(Dataset records on visual material)
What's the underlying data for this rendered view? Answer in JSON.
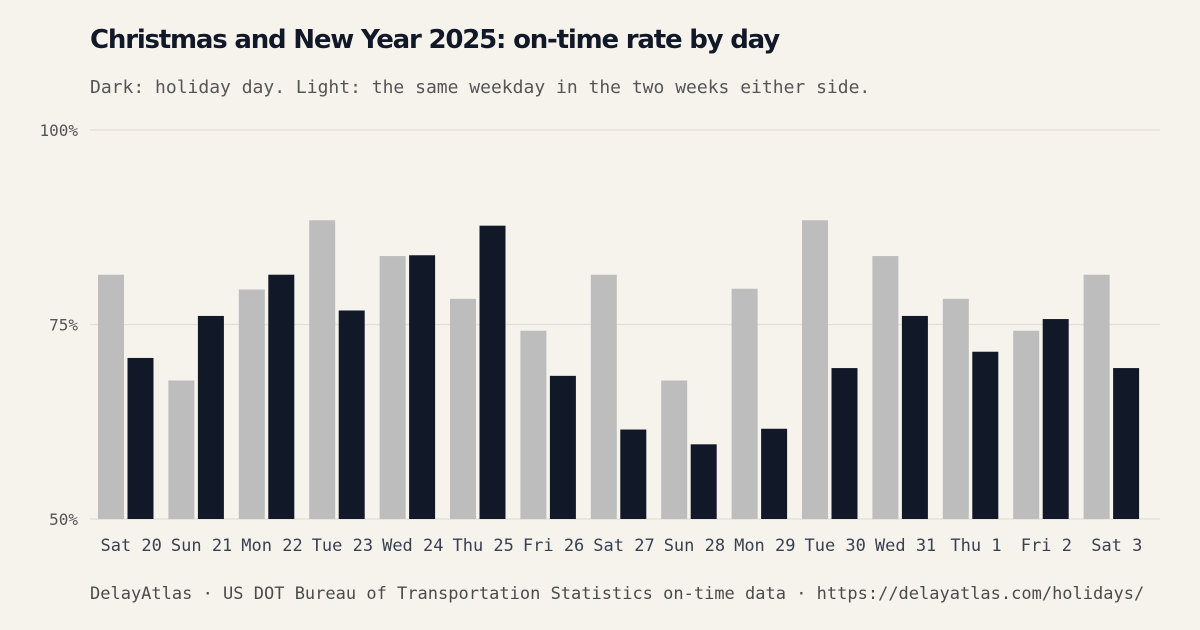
{
  "chart_data": {
    "type": "bar",
    "title": "Christmas and New Year 2025: on-time rate by day",
    "subtitle": "Dark: holiday day. Light: the same weekday in the two weeks either side.",
    "categories": [
      "Sat 20",
      "Sun 21",
      "Mon 22",
      "Tue 23",
      "Wed 24",
      "Thu 25",
      "Fri 26",
      "Sat 27",
      "Sun 28",
      "Mon 29",
      "Tue 30",
      "Wed 31",
      "Thu 1",
      "Fri 2",
      "Sat 3"
    ],
    "series": [
      {
        "key": "baseline",
        "color": "#bdbdbd",
        "values": [
          81.4,
          67.8,
          79.5,
          88.4,
          83.8,
          78.3,
          74.2,
          81.4,
          67.8,
          79.6,
          88.4,
          83.8,
          78.3,
          74.2,
          81.4
        ]
      },
      {
        "key": "holiday",
        "color": "#111827",
        "values": [
          70.7,
          76.1,
          81.4,
          76.8,
          83.9,
          87.7,
          68.4,
          61.5,
          59.6,
          61.6,
          69.4,
          76.1,
          71.5,
          75.7,
          69.4
        ]
      }
    ],
    "ylim": [
      50,
      100
    ],
    "yticks": [
      50,
      75,
      100
    ],
    "ytick_labels": [
      "50%",
      "75%",
      "100%"
    ],
    "grid": true
  },
  "footer": "DelayAtlas · US DOT Bureau of Transportation Statistics on-time data · https://delayatlas.com/holidays/"
}
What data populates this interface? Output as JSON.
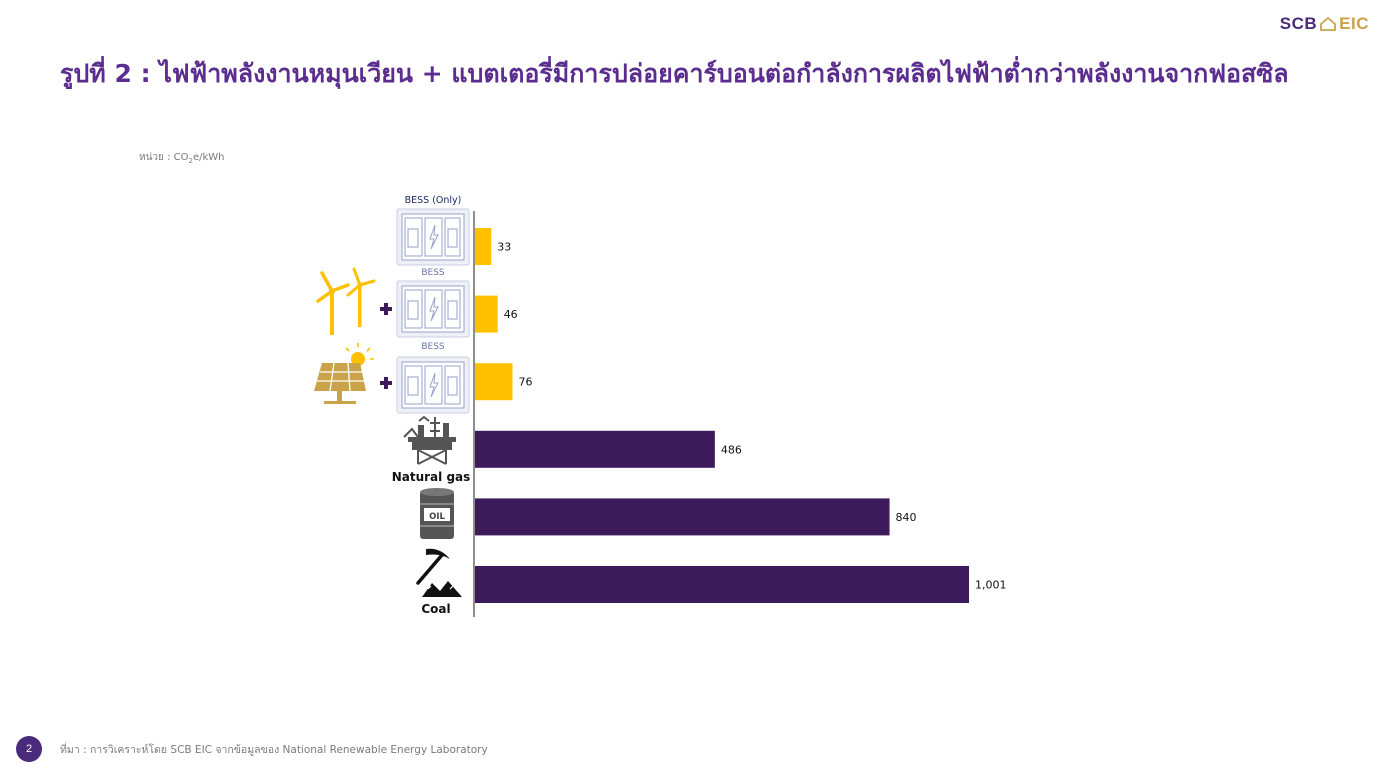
{
  "logo": {
    "left": "SCB",
    "right": "EIC"
  },
  "title": "รูปที่ 2 : ไฟฟ้าพลังงานหมุนเวียน + แบตเตอรี่มีการปล่อยคาร์บอนต่อกำลังการผลิตไฟฟ้าต่ำกว่าพลังงานจากฟอสซิล",
  "unit": {
    "prefix": "หน่วย : CO",
    "sub": "2",
    "suffix": "e/kWh"
  },
  "footer": {
    "page": "2",
    "source": "ที่มา : การวิเคราะห์โดย SCB EIC จากข้อมูลของ National Renewable Energy Laboratory"
  },
  "colors": {
    "renewable": "#FFC000",
    "fossil": "#3D1A5C",
    "brand": "#5b2d8e",
    "gold": "#C9A24A"
  },
  "chart_data": {
    "type": "bar",
    "orientation": "horizontal",
    "categories": [
      "BESS (Only)",
      "Wind + BESS",
      "Solar + BESS",
      "Natural gas",
      "Oil",
      "Coal"
    ],
    "category_labels": {
      "bess_only": "BESS (Only)",
      "bess": "BESS",
      "natural_gas": "Natural gas",
      "oil_barrel": "OIL",
      "coal": "Coal"
    },
    "values": [
      33,
      46,
      76,
      486,
      840,
      1001
    ],
    "value_labels": [
      "33",
      "46",
      "76",
      "486",
      "840",
      "1,001"
    ],
    "bar_colors": [
      "#FFC000",
      "#FFC000",
      "#FFC000",
      "#3D1A5C",
      "#3D1A5C",
      "#3D1A5C"
    ],
    "icons": [
      "battery-storage-icon",
      "wind-turbine-icon",
      "solar-panel-icon",
      "gas-rig-icon",
      "oil-barrel-icon",
      "coal-pickaxe-icon"
    ],
    "xlim": [
      0,
      1001
    ],
    "grid": false
  }
}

Written instruction: Copy out all the records exactly, excluding pictures.

Correct answer:
What's the underlying data for this rendered view? Answer in JSON.
{
  "chart_data": {
    "type": "bar",
    "title": "Christmas and New Year 2025: on-time rate by day",
    "subtitle": "Dark: holiday day. Light: the same weekday in the two weeks either side.",
    "categories": [
      "Sat 20",
      "Sun 21",
      "Mon 22",
      "Tue 23",
      "Wed 24",
      "Thu 25",
      "Fri 26",
      "Sat 27",
      "Sun 28",
      "Mon 29",
      "Tue 30",
      "Wed 31",
      "Thu 1",
      "Fri 2",
      "Sat 3"
    ],
    "series": [
      {
        "key": "baseline",
        "color": "#bdbdbd",
        "values": [
          81.4,
          67.8,
          79.5,
          88.4,
          83.8,
          78.3,
          74.2,
          81.4,
          67.8,
          79.6,
          88.4,
          83.8,
          78.3,
          74.2,
          81.4
        ]
      },
      {
        "key": "holiday",
        "color": "#111827",
        "values": [
          70.7,
          76.1,
          81.4,
          76.8,
          83.9,
          87.7,
          68.4,
          61.5,
          59.6,
          61.6,
          69.4,
          76.1,
          71.5,
          75.7,
          69.4
        ]
      }
    ],
    "ylim": [
      50,
      100
    ],
    "yticks": [
      50,
      75,
      100
    ],
    "ytick_labels": [
      "50%",
      "75%",
      "100%"
    ],
    "grid": true
  },
  "footer": "DelayAtlas · US DOT Bureau of Transportation Statistics on-time data · https://delayatlas.com/holidays/"
}
What data populates this interface? Output as JSON.
{
  "logo": {
    "left": "SCB",
    "right": "EIC"
  },
  "title": "รูปที่ 2 : ไฟฟ้าพลังงานหมุนเวียน + แบตเตอรี่มีการปล่อยคาร์บอนต่อกำลังการผลิตไฟฟ้าต่ำกว่าพลังงานจากฟอสซิล",
  "unit": {
    "prefix": "หน่วย : CO",
    "sub": "2",
    "suffix": "e/kWh"
  },
  "footer": {
    "page": "2",
    "source": "ที่มา : การวิเคราะห์โดย SCB EIC จากข้อมูลของ National Renewable Energy Laboratory"
  },
  "colors": {
    "renewable": "#FFC000",
    "fossil": "#3D1A5C",
    "brand": "#5b2d8e",
    "gold": "#C9A24A"
  },
  "chart_data": {
    "type": "bar",
    "orientation": "horizontal",
    "categories": [
      "BESS (Only)",
      "Wind + BESS",
      "Solar + BESS",
      "Natural gas",
      "Oil",
      "Coal"
    ],
    "category_labels": {
      "bess_only": "BESS (Only)",
      "bess": "BESS",
      "natural_gas": "Natural gas",
      "oil_barrel": "OIL",
      "coal": "Coal"
    },
    "values": [
      33,
      46,
      76,
      486,
      840,
      1001
    ],
    "value_labels": [
      "33",
      "46",
      "76",
      "486",
      "840",
      "1,001"
    ],
    "bar_colors": [
      "#FFC000",
      "#FFC000",
      "#FFC000",
      "#3D1A5C",
      "#3D1A5C",
      "#3D1A5C"
    ],
    "icons": [
      "battery-storage-icon",
      "wind-turbine-icon",
      "solar-panel-icon",
      "gas-rig-icon",
      "oil-barrel-icon",
      "coal-pickaxe-icon"
    ],
    "xlim": [
      0,
      1001
    ],
    "grid": false
  }
}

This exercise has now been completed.